Records that describe figures
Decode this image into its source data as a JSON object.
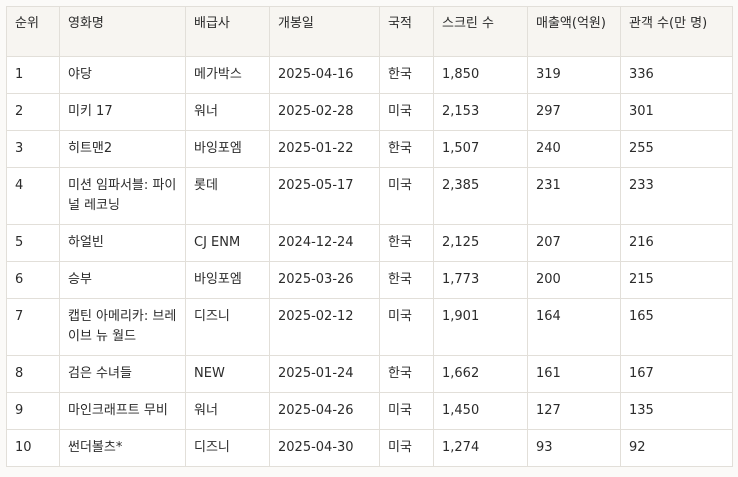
{
  "table": {
    "headers": [
      "순위",
      "영화명",
      "배급사",
      "개봉일",
      "국적",
      "스크린 수",
      "매출액(억원)",
      "관객 수(만 명)"
    ],
    "rows": [
      [
        "1",
        "야당",
        "메가박스",
        "2025-04-16",
        "한국",
        "1,850",
        "319",
        "336"
      ],
      [
        "2",
        "미키 17",
        "워너",
        "2025-02-28",
        "미국",
        "2,153",
        "297",
        "301"
      ],
      [
        "3",
        "히트맨2",
        "바잉포엠",
        "2025-01-22",
        "한국",
        "1,507",
        "240",
        "255"
      ],
      [
        "4",
        "미션 임파서블: 파이널 레코닝",
        "롯데",
        "2025-05-17",
        "미국",
        "2,385",
        "231",
        "233"
      ],
      [
        "5",
        "하얼빈",
        "CJ ENM",
        "2024-12-24",
        "한국",
        "2,125",
        "207",
        "216"
      ],
      [
        "6",
        "승부",
        "바잉포엠",
        "2025-03-26",
        "한국",
        "1,773",
        "200",
        "215"
      ],
      [
        "7",
        "캡틴 아메리카: 브레이브 뉴 월드",
        "디즈니",
        "2025-02-12",
        "미국",
        "1,901",
        "164",
        "165"
      ],
      [
        "8",
        "검은 수녀들",
        "NEW",
        "2025-01-24",
        "한국",
        "1,662",
        "161",
        "167"
      ],
      [
        "9",
        "마인크래프트 무비",
        "워너",
        "2025-04-26",
        "미국",
        "1,450",
        "127",
        "135"
      ],
      [
        "10",
        "썬더볼츠*",
        "디즈니",
        "2025-04-30",
        "미국",
        "1,274",
        "93",
        "92"
      ]
    ]
  }
}
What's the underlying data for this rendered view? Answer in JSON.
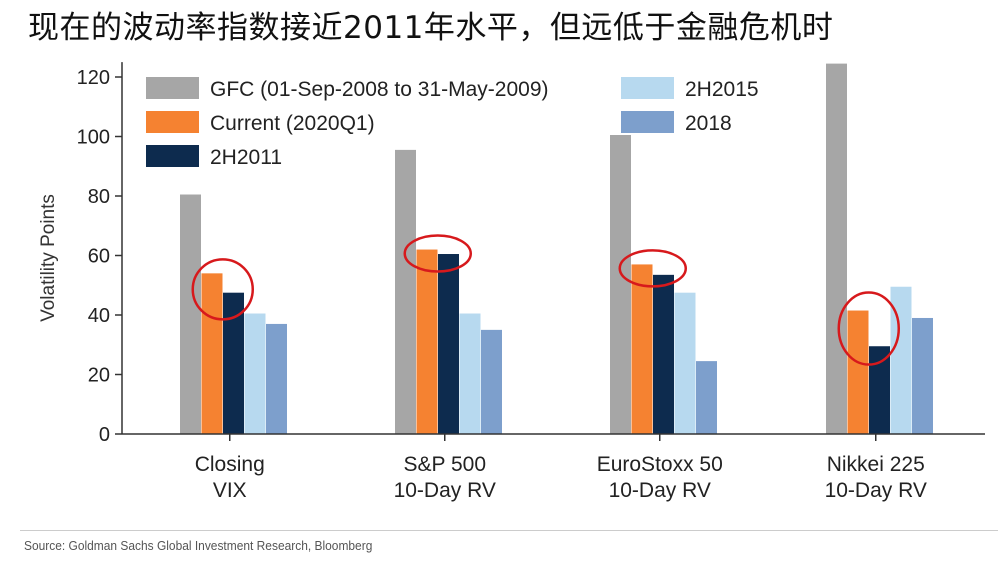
{
  "title": "现在的波动率指数接近2011年水平，但远低于金融危机时",
  "source": "Source: Goldman Sachs Global Investment Research, Bloomberg",
  "chart_data": {
    "type": "bar",
    "ylabel": "Volatility Points",
    "xlabel": "",
    "ylim": [
      0,
      125
    ],
    "yticks": [
      0,
      20,
      40,
      60,
      80,
      100,
      120
    ],
    "grid": false,
    "legend_position": "top",
    "categories": [
      [
        "Closing",
        "VIX"
      ],
      [
        "S&P 500",
        "10-Day RV"
      ],
      [
        "EuroStoxx 50",
        "10-Day RV"
      ],
      [
        "Nikkei 225",
        "10-Day RV"
      ]
    ],
    "series": [
      {
        "name": "GFC (01-Sep-2008 to 31-May-2009)",
        "color": "#a6a6a6",
        "values": [
          80.5,
          95.5,
          100.5,
          124.5
        ]
      },
      {
        "name": "Current (2020Q1)",
        "color": "#f58231",
        "values": [
          54,
          62,
          57,
          41.5
        ]
      },
      {
        "name": "2H2011",
        "color": "#0d2b4e",
        "values": [
          47.5,
          60.5,
          53.5,
          29.5
        ]
      },
      {
        "name": "2H2015",
        "color": "#b7d9ef",
        "values": [
          40.5,
          40.5,
          47.5,
          49.5
        ]
      },
      {
        "name": "2018",
        "color": "#7d9fcc",
        "values": [
          37,
          35,
          24.5,
          39
        ]
      }
    ],
    "annotations": [
      {
        "type": "red-ellipse",
        "category_index": 0
      },
      {
        "type": "red-ellipse",
        "category_index": 1
      },
      {
        "type": "red-ellipse",
        "category_index": 2
      },
      {
        "type": "red-ellipse",
        "category_index": 3
      }
    ]
  },
  "colors": {
    "annotation": "#d7191c",
    "axis": "#333333"
  }
}
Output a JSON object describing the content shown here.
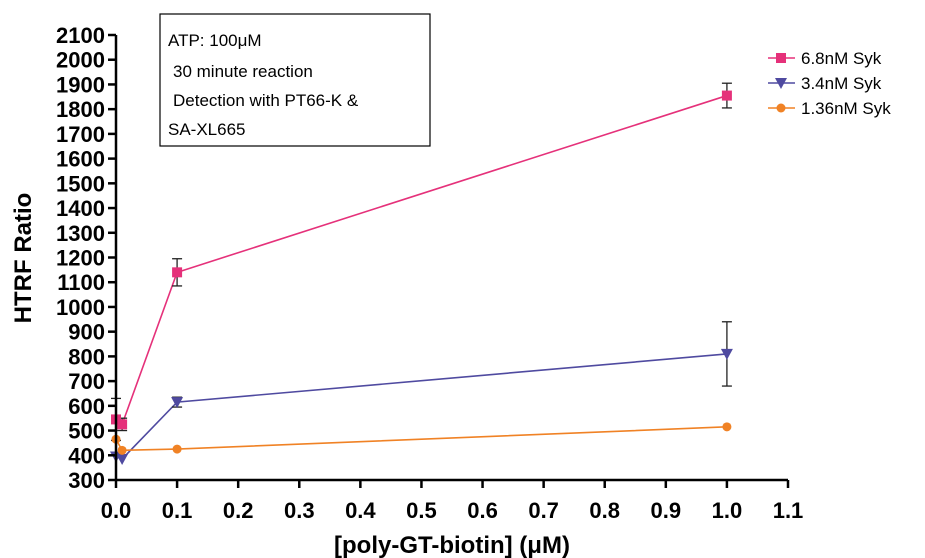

● **TASK TO CARRY OUT**
Gather all lines with the string "JSON" from the data.

● **SOLUTION**
Decode this image into its source data as a JSON object.
What's the underlying data for this rendered view? Answer in JSON.
Output a JSON object describing the content shown here.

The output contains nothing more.